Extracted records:
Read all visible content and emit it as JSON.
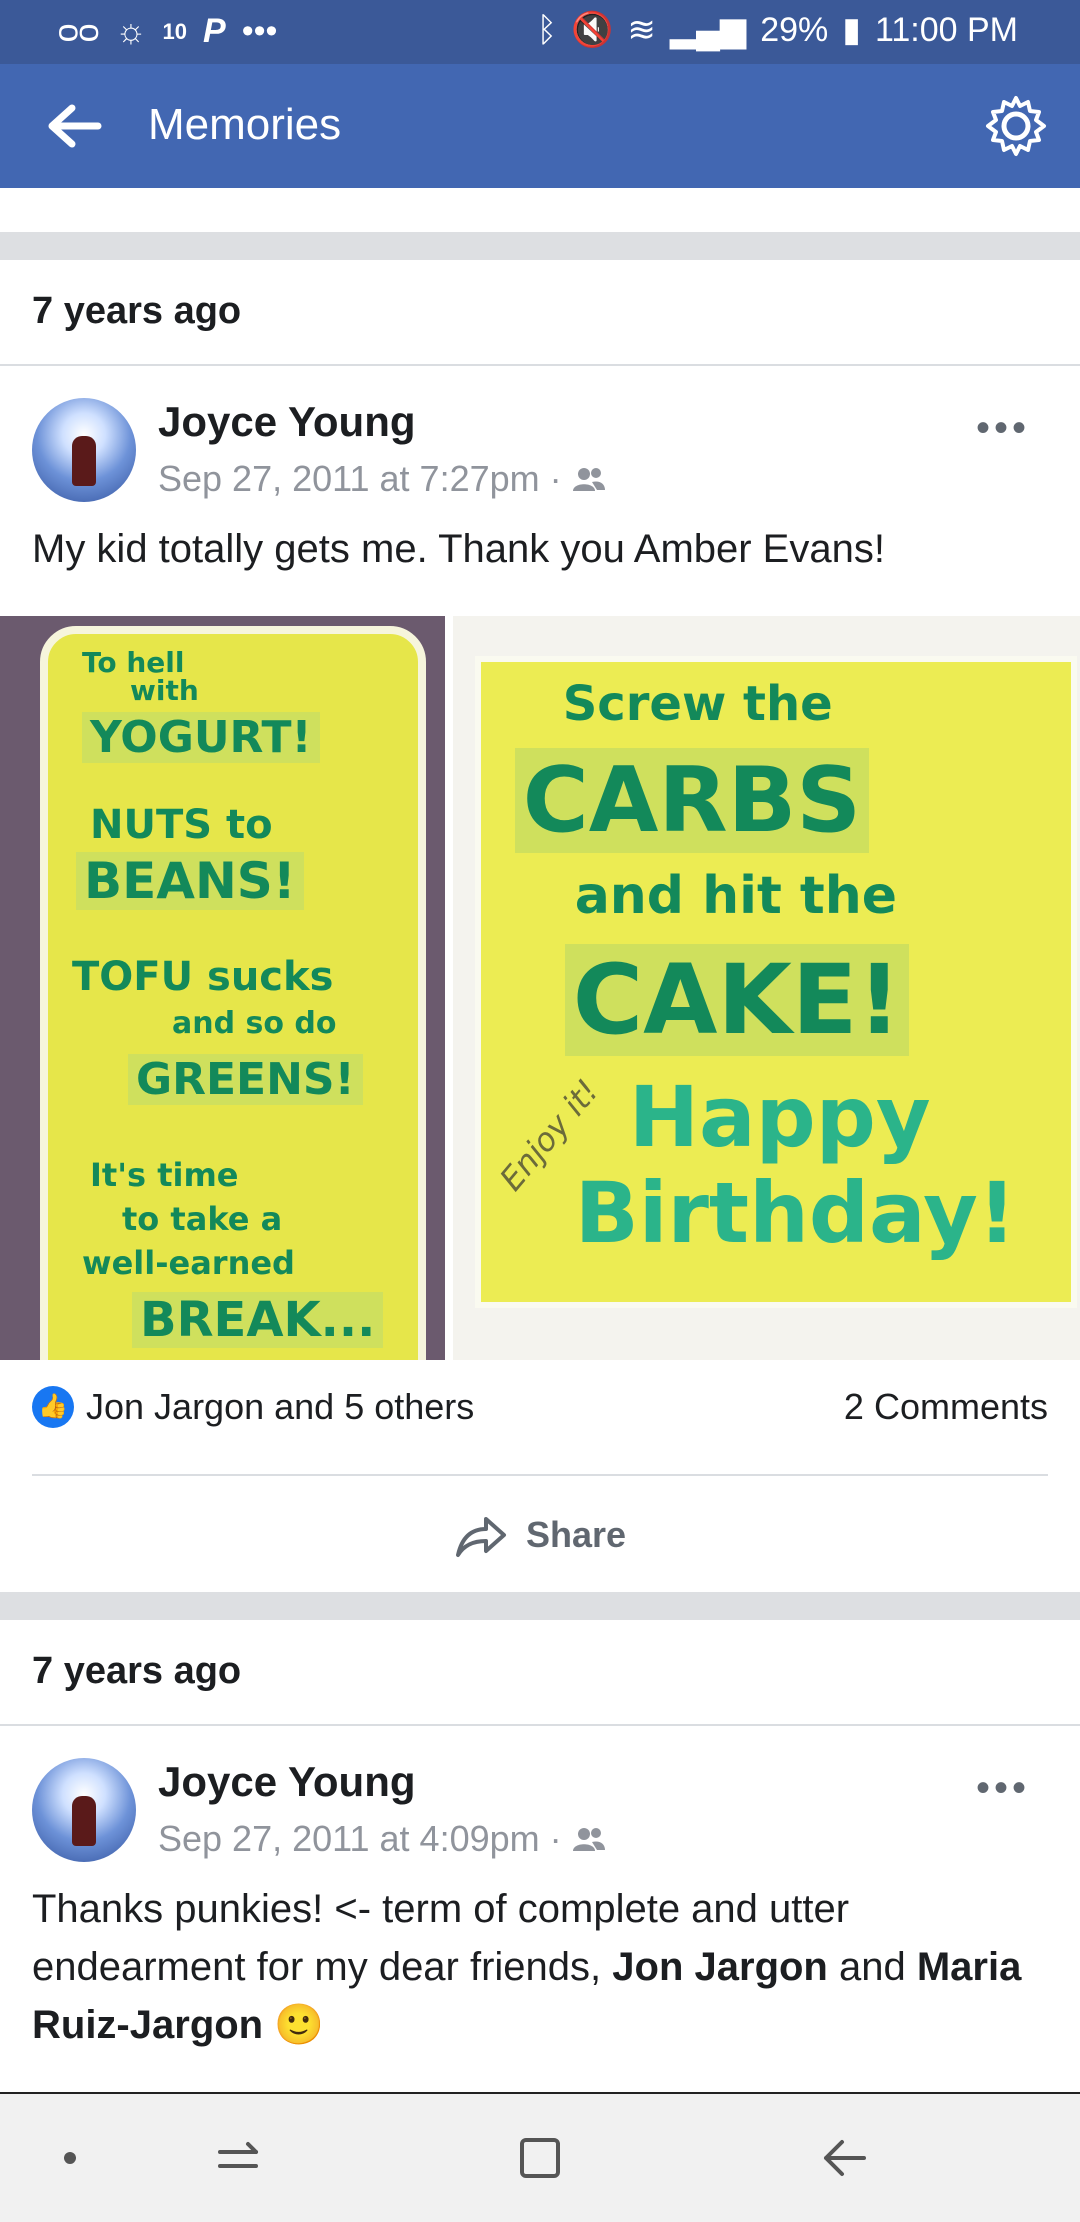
{
  "status_bar": {
    "notif_count": "10",
    "battery_percent": "29%",
    "time": "11:00 PM"
  },
  "app_bar": {
    "title": "Memories"
  },
  "memories": [
    {
      "label": "7 years ago",
      "author": "Joyce Young",
      "date": "Sep 27, 2011 at 7:27pm",
      "text": "My kid totally gets me. Thank you Amber Evans!",
      "photo_left_lines": [
        "To hell",
        "with",
        "YOGURT!",
        "NUTS to",
        "BEANS!",
        "TOFU sucks",
        "and so do",
        "GREENS!",
        "It's time",
        "to take a",
        "well-earned",
        "BREAK..."
      ],
      "photo_right_lines": [
        "Screw the",
        "CARBS",
        "and hit the",
        "CAKE!",
        "Enjoy it!",
        "Happy",
        "Birthday!"
      ],
      "likes": "Jon Jargon and 5 others",
      "comments": "2 Comments",
      "share_label": "Share"
    },
    {
      "label": "7 years ago",
      "author": "Joyce Young",
      "date": "Sep 27, 2011 at 4:09pm",
      "text_parts": {
        "a": "Thanks punkies! <- term of complete and utter endearment for my dear friends, ",
        "b": "Jon Jargon",
        "c": " and ",
        "d": "Maria Ruiz-Jargon",
        "e": " 🙂"
      }
    }
  ],
  "colors": {
    "header": "#4267b2",
    "status": "#3b5998",
    "like_blue": "#1877f2"
  }
}
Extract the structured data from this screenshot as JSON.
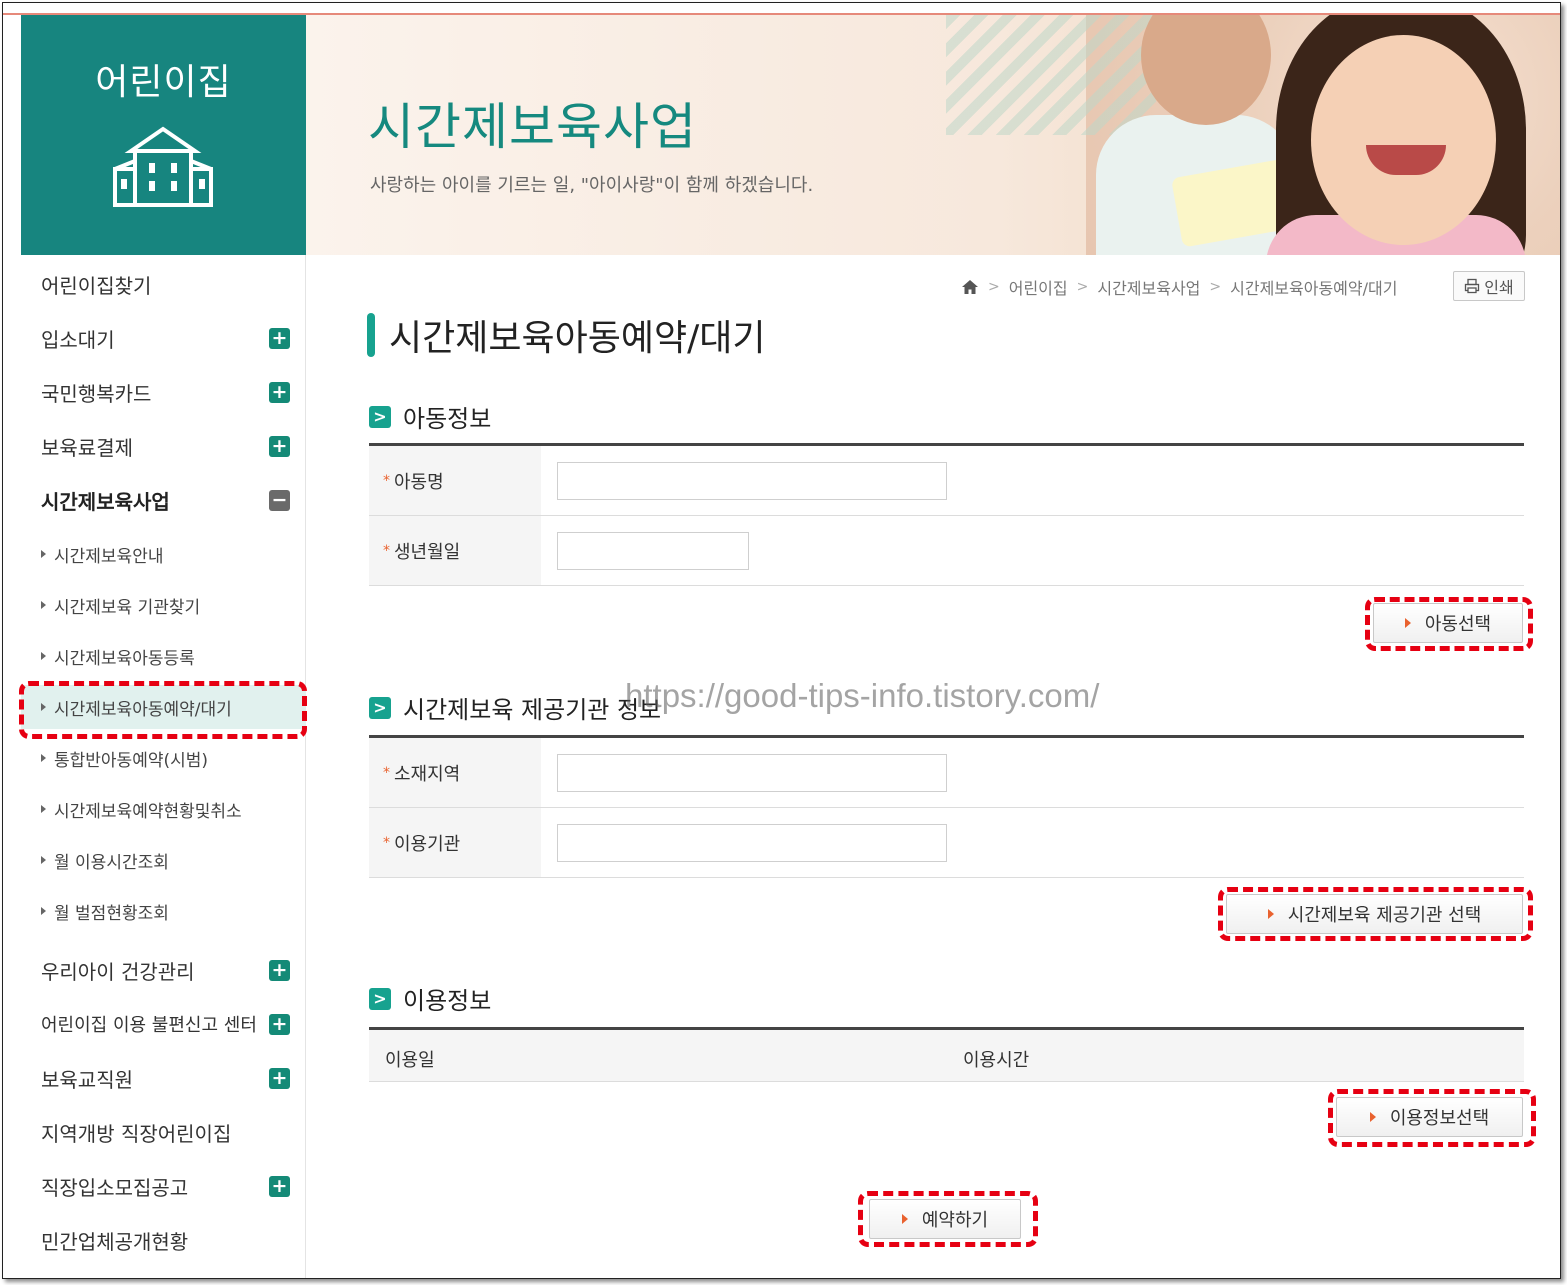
{
  "sidebar": {
    "title": "어린이집",
    "building_icon": "building-icon",
    "menu": [
      {
        "label": "어린이집찾기",
        "expand": ""
      },
      {
        "label": "입소대기",
        "expand": "+"
      },
      {
        "label": "국민행복카드",
        "expand": "+"
      },
      {
        "label": "보육료결제",
        "expand": "+"
      },
      {
        "label": "시간제보육사업",
        "expand": "−"
      }
    ],
    "submenu": [
      {
        "label": "시간제보육안내"
      },
      {
        "label": "시간제보육 기관찾기"
      },
      {
        "label": "시간제보육아동등록"
      },
      {
        "label": "시간제보육아동예약/대기"
      },
      {
        "label": "통합반아동예약(시범)"
      },
      {
        "label": "시간제보육예약현황및취소"
      },
      {
        "label": "월 이용시간조회"
      },
      {
        "label": "월 벌점현황조회"
      }
    ],
    "menu2": [
      {
        "label": "우리아이 건강관리",
        "expand": "+"
      },
      {
        "label": "어린이집 이용 불편신고 센터",
        "expand": "+"
      },
      {
        "label": "보육교직원",
        "expand": "+"
      },
      {
        "label": "지역개방 직장어린이집",
        "expand": ""
      },
      {
        "label": "직장입소모집공고",
        "expand": "+"
      },
      {
        "label": "민간업체공개현황",
        "expand": ""
      }
    ]
  },
  "banner": {
    "title": "시간제보육사업",
    "subtitle": "사랑하는 아이를 기르는 일, \"아이사랑\"이 함께 하겠습니다."
  },
  "breadcrumb": {
    "home_icon": "home-icon",
    "items": [
      "어린이집",
      "시간제보육사업",
      "시간제보육아동예약/대기"
    ],
    "separator": ">"
  },
  "print_button": {
    "label": "인쇄",
    "icon": "print-icon"
  },
  "page_title": "시간제보육아동예약/대기",
  "sections": {
    "child": {
      "title": "아동정보",
      "fields": [
        {
          "label": "아동명",
          "value": ""
        },
        {
          "label": "생년월일",
          "value": ""
        }
      ],
      "button": "아동선택"
    },
    "provider": {
      "title": "시간제보육 제공기관 정보",
      "fields": [
        {
          "label": "소재지역",
          "value": ""
        },
        {
          "label": "이용기관",
          "value": ""
        }
      ],
      "button": "시간제보육 제공기관 선택"
    },
    "usage": {
      "title": "이용정보",
      "columns": [
        "이용일",
        "이용시간"
      ],
      "button": "이용정보선택"
    }
  },
  "reserve_button": "예약하기",
  "required_mark": "*",
  "watermark": "https://good-tips-info.tistory.com/",
  "colors": {
    "brand": "#17857f",
    "accent": "#17a28f",
    "highlight": "#e60012",
    "required": "#e9622f"
  }
}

**AIM OF THE EXERCISE**
Give every line back word for word and leave the pictures out.

**OUTPUT FOR THIS EXERCISE**
Read all visible content and emit it as JSON.
{
  "status_bar": {
    "notif_count": "10",
    "battery_percent": "29%",
    "time": "11:00 PM"
  },
  "app_bar": {
    "title": "Memories"
  },
  "memories": [
    {
      "label": "7 years ago",
      "author": "Joyce Young",
      "date": "Sep 27, 2011 at 7:27pm",
      "text": "My kid totally gets me. Thank you Amber Evans!",
      "photo_left_lines": [
        "To hell",
        "with",
        "YOGURT!",
        "NUTS to",
        "BEANS!",
        "TOFU sucks",
        "and so do",
        "GREENS!",
        "It's time",
        "to take a",
        "well-earned",
        "BREAK..."
      ],
      "photo_right_lines": [
        "Screw the",
        "CARBS",
        "and hit the",
        "CAKE!",
        "Enjoy it!",
        "Happy",
        "Birthday!"
      ],
      "likes": "Jon Jargon and 5 others",
      "comments": "2 Comments",
      "share_label": "Share"
    },
    {
      "label": "7 years ago",
      "author": "Joyce Young",
      "date": "Sep 27, 2011 at 4:09pm",
      "text_parts": {
        "a": "Thanks punkies! <- term of complete and utter endearment for my dear friends, ",
        "b": "Jon Jargon",
        "c": " and ",
        "d": "Maria Ruiz-Jargon",
        "e": " 🙂"
      }
    }
  ],
  "colors": {
    "header": "#4267b2",
    "status": "#3b5998",
    "like_blue": "#1877f2"
  }
}
Extract the structured data from this screenshot as JSON.
{
  "sidebar": {
    "title": "어린이집",
    "building_icon": "building-icon",
    "menu": [
      {
        "label": "어린이집찾기",
        "expand": ""
      },
      {
        "label": "입소대기",
        "expand": "+"
      },
      {
        "label": "국민행복카드",
        "expand": "+"
      },
      {
        "label": "보육료결제",
        "expand": "+"
      },
      {
        "label": "시간제보육사업",
        "expand": "−"
      }
    ],
    "submenu": [
      {
        "label": "시간제보육안내"
      },
      {
        "label": "시간제보육 기관찾기"
      },
      {
        "label": "시간제보육아동등록"
      },
      {
        "label": "시간제보육아동예약/대기"
      },
      {
        "label": "통합반아동예약(시범)"
      },
      {
        "label": "시간제보육예약현황및취소"
      },
      {
        "label": "월 이용시간조회"
      },
      {
        "label": "월 벌점현황조회"
      }
    ],
    "menu2": [
      {
        "label": "우리아이 건강관리",
        "expand": "+"
      },
      {
        "label": "어린이집 이용 불편신고 센터",
        "expand": "+"
      },
      {
        "label": "보육교직원",
        "expand": "+"
      },
      {
        "label": "지역개방 직장어린이집",
        "expand": ""
      },
      {
        "label": "직장입소모집공고",
        "expand": "+"
      },
      {
        "label": "민간업체공개현황",
        "expand": ""
      }
    ]
  },
  "banner": {
    "title": "시간제보육사업",
    "subtitle": "사랑하는 아이를 기르는 일, \"아이사랑\"이 함께 하겠습니다."
  },
  "breadcrumb": {
    "home_icon": "home-icon",
    "items": [
      "어린이집",
      "시간제보육사업",
      "시간제보육아동예약/대기"
    ],
    "separator": ">"
  },
  "print_button": {
    "label": "인쇄",
    "icon": "print-icon"
  },
  "page_title": "시간제보육아동예약/대기",
  "sections": {
    "child": {
      "title": "아동정보",
      "fields": [
        {
          "label": "아동명",
          "value": ""
        },
        {
          "label": "생년월일",
          "value": ""
        }
      ],
      "button": "아동선택"
    },
    "provider": {
      "title": "시간제보육 제공기관 정보",
      "fields": [
        {
          "label": "소재지역",
          "value": ""
        },
        {
          "label": "이용기관",
          "value": ""
        }
      ],
      "button": "시간제보육 제공기관 선택"
    },
    "usage": {
      "title": "이용정보",
      "columns": [
        "이용일",
        "이용시간"
      ],
      "button": "이용정보선택"
    }
  },
  "reserve_button": "예약하기",
  "required_mark": "*",
  "watermark": "https://good-tips-info.tistory.com/",
  "colors": {
    "brand": "#17857f",
    "accent": "#17a28f",
    "highlight": "#e60012",
    "required": "#e9622f"
  }
}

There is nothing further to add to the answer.